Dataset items
***

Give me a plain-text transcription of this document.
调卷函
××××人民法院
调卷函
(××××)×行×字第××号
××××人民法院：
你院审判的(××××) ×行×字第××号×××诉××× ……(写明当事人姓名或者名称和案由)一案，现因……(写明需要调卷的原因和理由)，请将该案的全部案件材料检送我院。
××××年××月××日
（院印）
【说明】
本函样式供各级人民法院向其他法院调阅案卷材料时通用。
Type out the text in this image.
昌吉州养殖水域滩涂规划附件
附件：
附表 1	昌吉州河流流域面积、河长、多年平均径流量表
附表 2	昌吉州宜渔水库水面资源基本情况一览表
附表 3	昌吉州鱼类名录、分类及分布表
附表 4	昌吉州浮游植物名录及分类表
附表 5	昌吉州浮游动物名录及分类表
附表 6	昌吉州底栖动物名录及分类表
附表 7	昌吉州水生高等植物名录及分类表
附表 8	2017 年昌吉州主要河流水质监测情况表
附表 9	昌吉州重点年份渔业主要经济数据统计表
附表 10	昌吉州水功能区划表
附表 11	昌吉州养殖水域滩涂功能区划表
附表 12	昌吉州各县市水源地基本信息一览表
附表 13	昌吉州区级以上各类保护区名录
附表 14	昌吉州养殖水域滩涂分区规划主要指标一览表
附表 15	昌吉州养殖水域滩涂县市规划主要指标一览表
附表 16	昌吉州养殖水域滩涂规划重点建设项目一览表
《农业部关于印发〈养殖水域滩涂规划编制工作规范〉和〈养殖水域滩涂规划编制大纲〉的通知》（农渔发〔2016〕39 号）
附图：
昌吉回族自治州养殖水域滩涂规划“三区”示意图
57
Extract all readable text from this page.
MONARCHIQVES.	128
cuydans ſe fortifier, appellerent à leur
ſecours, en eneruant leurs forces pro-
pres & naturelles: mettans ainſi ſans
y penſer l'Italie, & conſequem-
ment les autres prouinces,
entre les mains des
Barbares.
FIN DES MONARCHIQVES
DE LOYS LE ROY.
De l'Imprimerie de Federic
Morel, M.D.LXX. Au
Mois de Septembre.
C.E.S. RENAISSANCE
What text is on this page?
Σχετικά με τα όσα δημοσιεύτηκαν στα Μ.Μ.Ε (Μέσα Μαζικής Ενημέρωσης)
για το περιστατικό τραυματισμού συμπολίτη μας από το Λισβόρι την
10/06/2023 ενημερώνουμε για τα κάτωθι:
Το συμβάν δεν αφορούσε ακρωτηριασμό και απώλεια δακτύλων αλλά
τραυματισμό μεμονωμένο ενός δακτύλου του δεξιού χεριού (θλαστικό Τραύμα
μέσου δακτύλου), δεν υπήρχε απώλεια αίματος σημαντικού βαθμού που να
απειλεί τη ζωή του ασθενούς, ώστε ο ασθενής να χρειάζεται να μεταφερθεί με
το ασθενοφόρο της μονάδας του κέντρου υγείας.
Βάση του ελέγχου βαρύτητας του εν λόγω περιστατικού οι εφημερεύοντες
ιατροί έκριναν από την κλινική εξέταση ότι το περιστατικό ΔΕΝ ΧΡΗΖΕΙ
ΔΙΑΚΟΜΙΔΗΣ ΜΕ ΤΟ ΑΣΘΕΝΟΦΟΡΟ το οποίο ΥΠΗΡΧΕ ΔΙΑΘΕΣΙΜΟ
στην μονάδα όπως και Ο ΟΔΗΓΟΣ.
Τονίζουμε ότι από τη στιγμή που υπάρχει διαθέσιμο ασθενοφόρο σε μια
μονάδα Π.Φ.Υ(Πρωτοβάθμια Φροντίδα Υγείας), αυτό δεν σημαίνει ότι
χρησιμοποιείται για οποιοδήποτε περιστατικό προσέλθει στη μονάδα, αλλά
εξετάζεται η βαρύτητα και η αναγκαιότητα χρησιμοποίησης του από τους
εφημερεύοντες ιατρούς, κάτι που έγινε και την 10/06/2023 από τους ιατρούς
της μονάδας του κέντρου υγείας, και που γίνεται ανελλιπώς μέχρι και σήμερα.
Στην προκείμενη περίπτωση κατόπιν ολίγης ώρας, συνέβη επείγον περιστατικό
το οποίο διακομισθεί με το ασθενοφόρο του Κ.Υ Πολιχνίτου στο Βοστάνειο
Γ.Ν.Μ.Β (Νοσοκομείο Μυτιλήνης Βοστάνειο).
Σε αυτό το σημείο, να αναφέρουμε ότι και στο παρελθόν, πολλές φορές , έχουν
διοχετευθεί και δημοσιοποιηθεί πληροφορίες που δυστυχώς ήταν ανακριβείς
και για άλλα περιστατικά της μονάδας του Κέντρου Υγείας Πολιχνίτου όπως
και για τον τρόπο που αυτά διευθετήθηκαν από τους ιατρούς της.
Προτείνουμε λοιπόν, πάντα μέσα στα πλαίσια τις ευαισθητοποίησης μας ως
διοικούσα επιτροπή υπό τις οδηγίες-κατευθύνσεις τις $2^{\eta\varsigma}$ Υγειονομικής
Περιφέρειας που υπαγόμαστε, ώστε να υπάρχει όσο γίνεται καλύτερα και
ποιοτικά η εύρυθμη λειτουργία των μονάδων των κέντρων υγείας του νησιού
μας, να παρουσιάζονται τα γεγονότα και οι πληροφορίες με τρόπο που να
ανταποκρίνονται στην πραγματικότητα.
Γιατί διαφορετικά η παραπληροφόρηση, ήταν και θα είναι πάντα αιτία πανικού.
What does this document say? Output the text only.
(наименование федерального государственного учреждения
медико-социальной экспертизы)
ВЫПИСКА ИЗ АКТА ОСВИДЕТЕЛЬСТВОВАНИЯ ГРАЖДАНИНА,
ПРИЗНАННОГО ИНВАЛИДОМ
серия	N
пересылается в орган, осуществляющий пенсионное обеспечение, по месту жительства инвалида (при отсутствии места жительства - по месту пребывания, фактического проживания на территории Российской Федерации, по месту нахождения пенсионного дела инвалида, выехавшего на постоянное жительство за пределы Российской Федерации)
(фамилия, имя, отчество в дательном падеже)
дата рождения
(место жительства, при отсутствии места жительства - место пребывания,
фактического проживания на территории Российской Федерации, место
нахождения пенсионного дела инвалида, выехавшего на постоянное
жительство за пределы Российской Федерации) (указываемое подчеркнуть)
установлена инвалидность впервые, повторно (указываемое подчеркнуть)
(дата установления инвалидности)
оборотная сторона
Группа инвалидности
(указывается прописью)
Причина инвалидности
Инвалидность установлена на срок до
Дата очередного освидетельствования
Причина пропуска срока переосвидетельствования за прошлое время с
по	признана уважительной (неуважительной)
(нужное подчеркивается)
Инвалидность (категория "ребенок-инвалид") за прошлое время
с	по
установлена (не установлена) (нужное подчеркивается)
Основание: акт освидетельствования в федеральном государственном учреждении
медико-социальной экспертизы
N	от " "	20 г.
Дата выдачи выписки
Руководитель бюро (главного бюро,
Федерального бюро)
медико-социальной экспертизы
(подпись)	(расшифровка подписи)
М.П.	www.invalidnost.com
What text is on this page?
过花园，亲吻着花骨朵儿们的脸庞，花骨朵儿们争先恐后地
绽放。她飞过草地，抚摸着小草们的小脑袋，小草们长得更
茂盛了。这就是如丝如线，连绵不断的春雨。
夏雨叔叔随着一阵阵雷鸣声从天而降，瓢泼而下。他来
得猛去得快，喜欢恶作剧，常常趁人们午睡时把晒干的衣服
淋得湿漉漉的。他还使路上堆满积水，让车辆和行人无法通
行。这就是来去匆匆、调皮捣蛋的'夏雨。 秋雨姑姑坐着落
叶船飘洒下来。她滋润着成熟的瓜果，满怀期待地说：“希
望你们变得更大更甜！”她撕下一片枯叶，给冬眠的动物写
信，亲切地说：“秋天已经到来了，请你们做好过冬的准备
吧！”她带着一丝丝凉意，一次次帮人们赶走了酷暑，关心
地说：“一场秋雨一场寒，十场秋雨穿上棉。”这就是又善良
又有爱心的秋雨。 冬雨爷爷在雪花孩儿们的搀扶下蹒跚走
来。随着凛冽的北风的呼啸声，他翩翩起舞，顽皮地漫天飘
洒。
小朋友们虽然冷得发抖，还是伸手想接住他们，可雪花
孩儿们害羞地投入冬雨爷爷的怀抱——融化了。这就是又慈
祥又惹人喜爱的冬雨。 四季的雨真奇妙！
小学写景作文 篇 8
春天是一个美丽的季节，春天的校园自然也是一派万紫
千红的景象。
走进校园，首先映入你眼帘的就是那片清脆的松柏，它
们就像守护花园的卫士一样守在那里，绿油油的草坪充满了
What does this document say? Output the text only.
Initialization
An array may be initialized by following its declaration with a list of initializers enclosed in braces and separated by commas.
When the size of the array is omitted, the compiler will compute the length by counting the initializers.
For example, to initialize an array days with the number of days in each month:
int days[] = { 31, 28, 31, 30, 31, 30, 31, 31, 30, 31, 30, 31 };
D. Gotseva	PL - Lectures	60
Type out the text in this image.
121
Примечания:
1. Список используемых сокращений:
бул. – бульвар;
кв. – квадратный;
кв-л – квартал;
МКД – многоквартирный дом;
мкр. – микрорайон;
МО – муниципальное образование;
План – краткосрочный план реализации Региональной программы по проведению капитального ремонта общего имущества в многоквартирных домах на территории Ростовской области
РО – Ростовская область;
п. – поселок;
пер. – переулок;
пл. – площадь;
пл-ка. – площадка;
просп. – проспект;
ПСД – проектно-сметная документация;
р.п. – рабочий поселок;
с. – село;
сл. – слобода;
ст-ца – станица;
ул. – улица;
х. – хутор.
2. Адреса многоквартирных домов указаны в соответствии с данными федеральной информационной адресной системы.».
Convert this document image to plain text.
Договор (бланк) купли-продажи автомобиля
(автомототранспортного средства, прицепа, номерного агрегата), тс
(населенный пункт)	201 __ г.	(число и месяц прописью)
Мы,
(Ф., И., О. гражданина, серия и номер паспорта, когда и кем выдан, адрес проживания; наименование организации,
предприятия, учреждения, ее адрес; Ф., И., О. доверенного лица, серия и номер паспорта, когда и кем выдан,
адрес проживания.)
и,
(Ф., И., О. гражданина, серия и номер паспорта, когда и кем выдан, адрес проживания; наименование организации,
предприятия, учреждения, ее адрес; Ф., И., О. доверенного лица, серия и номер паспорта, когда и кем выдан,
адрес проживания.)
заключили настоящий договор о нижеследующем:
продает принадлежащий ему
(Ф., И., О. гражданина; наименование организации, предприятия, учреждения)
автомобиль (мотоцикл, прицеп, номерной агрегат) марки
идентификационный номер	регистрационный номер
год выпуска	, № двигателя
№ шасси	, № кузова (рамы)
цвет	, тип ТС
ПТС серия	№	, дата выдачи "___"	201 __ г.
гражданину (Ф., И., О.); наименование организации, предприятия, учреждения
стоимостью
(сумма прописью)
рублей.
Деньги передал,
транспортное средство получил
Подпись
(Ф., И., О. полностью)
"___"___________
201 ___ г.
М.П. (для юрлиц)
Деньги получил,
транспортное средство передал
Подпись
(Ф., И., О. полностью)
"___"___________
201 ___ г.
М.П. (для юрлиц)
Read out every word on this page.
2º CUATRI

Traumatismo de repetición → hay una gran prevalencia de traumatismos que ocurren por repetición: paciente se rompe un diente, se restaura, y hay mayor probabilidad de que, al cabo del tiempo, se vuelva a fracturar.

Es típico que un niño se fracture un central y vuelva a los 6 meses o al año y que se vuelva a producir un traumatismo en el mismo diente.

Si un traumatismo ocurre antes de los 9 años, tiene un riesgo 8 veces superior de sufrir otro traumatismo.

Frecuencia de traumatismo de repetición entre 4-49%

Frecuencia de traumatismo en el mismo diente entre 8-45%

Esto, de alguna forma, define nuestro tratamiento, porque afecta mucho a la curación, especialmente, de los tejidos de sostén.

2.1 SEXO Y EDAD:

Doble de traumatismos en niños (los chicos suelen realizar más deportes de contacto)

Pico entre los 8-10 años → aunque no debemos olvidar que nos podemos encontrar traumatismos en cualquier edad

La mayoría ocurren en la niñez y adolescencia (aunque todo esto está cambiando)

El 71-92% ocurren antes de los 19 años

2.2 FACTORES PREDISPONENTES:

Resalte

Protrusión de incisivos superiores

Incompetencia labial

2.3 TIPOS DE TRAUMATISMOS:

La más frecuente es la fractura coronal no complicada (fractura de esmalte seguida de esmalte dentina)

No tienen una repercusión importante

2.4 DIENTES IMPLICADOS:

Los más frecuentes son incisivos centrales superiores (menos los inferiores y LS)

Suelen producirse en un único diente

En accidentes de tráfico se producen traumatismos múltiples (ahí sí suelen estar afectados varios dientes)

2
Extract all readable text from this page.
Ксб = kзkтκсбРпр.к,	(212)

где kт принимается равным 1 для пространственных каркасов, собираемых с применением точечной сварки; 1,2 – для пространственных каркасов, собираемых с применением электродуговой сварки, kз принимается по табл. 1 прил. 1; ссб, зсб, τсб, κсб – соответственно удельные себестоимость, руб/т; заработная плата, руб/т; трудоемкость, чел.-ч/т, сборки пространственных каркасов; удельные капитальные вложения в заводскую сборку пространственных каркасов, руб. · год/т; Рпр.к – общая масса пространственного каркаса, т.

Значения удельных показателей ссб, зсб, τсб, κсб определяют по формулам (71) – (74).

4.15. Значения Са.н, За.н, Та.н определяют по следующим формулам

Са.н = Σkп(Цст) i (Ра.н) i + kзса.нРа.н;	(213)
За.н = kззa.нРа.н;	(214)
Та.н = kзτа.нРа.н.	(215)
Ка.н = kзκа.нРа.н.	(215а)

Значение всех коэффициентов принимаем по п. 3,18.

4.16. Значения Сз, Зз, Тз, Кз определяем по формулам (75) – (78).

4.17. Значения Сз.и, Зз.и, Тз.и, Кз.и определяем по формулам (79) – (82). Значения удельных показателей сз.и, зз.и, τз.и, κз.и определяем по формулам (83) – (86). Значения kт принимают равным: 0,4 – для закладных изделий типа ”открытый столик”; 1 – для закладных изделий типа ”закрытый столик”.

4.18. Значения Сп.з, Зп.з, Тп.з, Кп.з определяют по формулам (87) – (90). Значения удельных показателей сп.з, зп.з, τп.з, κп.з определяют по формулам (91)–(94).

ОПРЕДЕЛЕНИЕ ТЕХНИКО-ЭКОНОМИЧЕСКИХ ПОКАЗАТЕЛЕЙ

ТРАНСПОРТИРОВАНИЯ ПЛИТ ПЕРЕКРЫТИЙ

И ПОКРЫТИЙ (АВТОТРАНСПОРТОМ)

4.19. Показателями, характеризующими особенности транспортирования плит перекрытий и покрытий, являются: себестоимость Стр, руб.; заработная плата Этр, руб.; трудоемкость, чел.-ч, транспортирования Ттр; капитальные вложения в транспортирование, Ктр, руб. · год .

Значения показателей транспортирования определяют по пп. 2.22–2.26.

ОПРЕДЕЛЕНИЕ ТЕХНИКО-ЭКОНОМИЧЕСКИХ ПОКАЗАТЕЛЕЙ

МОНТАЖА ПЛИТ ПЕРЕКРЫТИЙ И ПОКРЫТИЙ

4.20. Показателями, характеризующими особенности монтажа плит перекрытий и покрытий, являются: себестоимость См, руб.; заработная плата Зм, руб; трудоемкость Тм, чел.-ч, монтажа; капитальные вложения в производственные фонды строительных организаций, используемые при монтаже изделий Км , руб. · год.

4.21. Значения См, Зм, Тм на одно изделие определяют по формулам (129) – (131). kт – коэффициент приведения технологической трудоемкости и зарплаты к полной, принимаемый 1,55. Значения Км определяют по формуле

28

***

## Task instructions
List the lines of the records where "days" occurs.

## Expected answer
For example, to initialize an array days with the number of days in each month:
int days[] = { 31, 28, 31, 30, 31, 30, 31, 31, 30, 31, 30, 31 };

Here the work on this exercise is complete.